■ Brief: From the listing below, select every line where the word "heading" appears.

■ Dataset content:
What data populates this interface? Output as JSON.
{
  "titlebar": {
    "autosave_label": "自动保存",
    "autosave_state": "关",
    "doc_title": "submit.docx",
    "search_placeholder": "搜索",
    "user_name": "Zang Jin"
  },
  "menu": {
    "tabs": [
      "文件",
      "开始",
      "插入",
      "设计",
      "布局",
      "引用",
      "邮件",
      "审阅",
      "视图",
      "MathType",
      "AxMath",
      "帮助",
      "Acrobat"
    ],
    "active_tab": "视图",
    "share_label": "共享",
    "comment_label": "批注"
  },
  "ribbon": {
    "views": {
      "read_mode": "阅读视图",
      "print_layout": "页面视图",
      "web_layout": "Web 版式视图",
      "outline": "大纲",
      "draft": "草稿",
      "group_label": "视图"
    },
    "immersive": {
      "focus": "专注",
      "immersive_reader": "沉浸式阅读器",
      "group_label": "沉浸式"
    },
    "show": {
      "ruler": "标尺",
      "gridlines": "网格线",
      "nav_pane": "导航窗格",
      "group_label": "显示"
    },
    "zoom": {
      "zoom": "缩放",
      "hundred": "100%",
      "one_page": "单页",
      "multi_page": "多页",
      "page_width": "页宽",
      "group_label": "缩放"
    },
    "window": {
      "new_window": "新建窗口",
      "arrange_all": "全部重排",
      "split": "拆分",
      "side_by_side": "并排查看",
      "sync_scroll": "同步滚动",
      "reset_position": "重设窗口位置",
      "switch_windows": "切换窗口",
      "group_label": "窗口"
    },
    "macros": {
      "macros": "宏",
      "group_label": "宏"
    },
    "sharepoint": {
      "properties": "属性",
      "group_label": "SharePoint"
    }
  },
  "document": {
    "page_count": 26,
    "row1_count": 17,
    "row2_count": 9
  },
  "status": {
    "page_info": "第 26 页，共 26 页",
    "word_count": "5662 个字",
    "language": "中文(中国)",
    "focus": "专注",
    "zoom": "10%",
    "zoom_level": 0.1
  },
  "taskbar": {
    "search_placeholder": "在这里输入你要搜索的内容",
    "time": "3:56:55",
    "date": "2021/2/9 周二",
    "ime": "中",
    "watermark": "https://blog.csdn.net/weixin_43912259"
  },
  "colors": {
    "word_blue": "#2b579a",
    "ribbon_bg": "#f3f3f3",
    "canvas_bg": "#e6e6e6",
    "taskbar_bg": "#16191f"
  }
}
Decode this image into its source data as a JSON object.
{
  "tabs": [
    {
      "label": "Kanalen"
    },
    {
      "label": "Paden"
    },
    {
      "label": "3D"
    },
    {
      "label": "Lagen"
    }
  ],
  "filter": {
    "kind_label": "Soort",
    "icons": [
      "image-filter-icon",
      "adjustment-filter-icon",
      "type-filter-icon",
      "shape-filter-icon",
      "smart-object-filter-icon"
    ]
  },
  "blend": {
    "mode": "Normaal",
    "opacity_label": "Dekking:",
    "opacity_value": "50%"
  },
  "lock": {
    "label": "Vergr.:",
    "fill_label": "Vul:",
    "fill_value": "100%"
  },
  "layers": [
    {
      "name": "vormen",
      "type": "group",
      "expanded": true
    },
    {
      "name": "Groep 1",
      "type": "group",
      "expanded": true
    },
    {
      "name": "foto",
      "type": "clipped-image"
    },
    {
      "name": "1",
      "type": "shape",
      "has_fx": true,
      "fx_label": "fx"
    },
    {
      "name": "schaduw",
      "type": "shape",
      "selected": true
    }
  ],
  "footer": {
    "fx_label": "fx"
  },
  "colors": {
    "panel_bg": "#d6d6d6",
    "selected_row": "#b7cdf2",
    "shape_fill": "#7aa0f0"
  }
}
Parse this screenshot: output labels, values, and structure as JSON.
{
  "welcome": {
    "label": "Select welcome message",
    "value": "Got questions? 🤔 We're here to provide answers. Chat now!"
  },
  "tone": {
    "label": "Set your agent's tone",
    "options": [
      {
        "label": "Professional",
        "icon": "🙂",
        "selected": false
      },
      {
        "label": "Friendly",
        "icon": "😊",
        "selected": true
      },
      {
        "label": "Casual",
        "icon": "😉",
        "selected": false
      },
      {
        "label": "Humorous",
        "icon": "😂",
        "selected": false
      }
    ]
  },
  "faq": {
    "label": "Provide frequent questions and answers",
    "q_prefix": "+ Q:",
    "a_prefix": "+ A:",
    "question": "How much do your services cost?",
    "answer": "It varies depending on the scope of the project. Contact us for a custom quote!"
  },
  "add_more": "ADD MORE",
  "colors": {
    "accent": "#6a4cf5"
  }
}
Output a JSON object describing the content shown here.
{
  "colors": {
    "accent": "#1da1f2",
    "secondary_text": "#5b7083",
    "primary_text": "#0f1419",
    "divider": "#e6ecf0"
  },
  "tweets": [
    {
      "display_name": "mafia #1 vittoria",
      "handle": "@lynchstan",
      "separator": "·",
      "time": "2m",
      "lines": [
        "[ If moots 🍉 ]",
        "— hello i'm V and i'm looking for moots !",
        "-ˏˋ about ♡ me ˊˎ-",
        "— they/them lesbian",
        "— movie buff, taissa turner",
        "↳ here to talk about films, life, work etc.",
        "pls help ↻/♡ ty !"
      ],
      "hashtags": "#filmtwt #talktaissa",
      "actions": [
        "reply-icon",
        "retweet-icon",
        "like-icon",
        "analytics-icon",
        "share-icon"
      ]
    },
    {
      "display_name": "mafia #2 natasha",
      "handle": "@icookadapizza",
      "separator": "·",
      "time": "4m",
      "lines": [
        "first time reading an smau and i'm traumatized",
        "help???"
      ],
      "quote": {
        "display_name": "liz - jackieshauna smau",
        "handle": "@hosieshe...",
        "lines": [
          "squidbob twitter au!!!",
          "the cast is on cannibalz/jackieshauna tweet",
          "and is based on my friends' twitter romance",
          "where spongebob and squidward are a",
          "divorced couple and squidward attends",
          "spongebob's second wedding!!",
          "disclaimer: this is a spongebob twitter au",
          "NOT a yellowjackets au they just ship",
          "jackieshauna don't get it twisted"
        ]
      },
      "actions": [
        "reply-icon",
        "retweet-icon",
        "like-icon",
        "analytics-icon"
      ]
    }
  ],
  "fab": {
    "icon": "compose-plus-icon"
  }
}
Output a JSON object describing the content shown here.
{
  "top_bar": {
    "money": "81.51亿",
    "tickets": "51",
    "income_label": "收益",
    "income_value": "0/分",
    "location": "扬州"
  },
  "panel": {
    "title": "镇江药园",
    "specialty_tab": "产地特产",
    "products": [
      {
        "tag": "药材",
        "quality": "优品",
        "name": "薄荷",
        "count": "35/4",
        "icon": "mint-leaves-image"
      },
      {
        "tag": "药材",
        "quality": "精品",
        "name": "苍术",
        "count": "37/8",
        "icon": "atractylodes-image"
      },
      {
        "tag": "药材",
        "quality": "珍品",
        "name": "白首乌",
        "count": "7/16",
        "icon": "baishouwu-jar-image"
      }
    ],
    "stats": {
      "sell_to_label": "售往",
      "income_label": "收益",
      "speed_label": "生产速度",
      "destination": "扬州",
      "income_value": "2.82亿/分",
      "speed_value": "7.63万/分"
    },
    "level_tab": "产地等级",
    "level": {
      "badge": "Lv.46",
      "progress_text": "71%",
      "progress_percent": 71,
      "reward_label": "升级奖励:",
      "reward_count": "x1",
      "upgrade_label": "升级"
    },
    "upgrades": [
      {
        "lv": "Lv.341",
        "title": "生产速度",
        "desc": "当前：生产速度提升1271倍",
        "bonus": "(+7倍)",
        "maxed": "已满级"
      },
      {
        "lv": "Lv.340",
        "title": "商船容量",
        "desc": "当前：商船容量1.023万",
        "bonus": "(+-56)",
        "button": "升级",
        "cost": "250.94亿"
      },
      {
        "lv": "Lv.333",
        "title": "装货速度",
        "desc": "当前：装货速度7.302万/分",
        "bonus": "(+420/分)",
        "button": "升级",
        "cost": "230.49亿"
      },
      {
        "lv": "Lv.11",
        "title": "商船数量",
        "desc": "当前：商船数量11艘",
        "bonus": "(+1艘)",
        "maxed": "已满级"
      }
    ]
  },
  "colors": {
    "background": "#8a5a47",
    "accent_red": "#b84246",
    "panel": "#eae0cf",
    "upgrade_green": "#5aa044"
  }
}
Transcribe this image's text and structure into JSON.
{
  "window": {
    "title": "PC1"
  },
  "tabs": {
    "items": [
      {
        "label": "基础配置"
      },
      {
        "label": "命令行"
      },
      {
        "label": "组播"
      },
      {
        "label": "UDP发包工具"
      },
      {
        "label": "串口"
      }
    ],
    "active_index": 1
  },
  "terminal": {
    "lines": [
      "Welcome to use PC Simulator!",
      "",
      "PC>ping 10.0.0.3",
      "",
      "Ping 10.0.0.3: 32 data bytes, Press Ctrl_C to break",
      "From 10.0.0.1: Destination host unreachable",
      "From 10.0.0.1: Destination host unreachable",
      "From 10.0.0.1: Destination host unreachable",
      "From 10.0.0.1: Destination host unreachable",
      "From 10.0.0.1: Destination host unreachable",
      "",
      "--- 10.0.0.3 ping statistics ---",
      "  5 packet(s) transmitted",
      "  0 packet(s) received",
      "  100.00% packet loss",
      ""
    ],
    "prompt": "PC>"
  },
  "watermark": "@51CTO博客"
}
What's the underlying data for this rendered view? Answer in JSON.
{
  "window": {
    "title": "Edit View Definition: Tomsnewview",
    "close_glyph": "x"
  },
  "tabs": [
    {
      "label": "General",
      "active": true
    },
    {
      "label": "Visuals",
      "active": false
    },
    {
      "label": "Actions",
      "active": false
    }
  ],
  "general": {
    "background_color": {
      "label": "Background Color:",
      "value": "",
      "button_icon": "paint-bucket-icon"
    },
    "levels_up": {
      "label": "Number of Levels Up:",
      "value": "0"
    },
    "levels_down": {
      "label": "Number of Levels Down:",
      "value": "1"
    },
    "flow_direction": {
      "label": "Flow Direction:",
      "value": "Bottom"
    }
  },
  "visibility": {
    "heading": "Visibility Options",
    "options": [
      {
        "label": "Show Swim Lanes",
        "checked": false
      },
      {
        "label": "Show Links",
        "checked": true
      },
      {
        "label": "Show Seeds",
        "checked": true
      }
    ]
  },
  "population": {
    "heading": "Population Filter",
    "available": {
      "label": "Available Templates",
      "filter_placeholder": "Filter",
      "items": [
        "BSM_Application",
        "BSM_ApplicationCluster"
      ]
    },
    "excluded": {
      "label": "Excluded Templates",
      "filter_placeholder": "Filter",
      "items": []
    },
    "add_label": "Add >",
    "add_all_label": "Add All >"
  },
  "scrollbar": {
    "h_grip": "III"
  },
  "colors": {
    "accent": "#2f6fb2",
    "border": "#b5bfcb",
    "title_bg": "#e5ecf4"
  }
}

■ Result of the task:
    "heading": "Visibility Options",
    "heading": "Population Filter",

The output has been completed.